#### GIVEN INSTRUCTION:
Scan the data below. Pull out each line where "folgenden" occurs.

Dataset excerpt
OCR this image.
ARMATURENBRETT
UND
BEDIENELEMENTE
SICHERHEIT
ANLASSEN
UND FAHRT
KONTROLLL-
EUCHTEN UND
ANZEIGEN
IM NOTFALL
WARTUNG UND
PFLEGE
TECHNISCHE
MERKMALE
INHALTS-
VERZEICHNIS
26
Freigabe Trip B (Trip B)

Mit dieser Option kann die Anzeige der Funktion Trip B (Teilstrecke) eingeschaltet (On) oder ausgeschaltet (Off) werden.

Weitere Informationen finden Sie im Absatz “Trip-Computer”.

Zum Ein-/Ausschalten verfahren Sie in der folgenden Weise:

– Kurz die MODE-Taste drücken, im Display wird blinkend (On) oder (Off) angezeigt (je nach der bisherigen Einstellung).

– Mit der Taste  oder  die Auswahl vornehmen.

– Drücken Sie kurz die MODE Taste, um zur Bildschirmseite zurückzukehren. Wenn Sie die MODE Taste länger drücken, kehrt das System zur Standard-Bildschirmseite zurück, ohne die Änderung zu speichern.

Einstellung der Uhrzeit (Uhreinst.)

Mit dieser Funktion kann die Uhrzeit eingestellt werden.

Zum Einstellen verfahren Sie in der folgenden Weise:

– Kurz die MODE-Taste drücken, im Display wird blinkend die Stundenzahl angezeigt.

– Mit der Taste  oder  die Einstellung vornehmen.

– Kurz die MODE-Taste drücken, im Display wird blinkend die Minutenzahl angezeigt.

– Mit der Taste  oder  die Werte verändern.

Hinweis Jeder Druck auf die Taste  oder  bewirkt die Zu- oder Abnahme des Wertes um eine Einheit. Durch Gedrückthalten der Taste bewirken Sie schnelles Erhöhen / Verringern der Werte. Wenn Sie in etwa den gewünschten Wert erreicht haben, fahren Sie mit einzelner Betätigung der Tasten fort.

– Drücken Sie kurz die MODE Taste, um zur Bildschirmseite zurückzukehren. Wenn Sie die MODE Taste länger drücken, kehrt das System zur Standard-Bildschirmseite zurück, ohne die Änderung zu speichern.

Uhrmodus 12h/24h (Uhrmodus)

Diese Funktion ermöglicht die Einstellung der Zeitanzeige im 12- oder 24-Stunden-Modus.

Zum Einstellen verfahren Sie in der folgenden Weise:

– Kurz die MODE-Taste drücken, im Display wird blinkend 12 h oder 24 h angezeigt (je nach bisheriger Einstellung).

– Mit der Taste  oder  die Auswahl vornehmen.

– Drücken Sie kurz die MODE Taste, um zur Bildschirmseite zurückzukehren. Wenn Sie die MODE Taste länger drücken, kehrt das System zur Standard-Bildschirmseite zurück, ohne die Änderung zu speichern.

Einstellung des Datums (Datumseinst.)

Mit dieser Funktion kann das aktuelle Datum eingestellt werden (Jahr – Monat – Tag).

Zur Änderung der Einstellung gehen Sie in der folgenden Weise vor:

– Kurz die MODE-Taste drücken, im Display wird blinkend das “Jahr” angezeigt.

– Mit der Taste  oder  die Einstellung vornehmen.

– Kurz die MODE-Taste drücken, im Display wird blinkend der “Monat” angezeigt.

#### SOLUTION TO THIS EXERCISE:
Zum Ein-/Ausschalten verfahren Sie in der folgenden Weise:
Zum Einstellen verfahren Sie in der folgenden Weise:
Zum Einstellen verfahren Sie in der folgenden Weise:
Zur Änderung der Einstellung gehen Sie in der folgenden Weise vor:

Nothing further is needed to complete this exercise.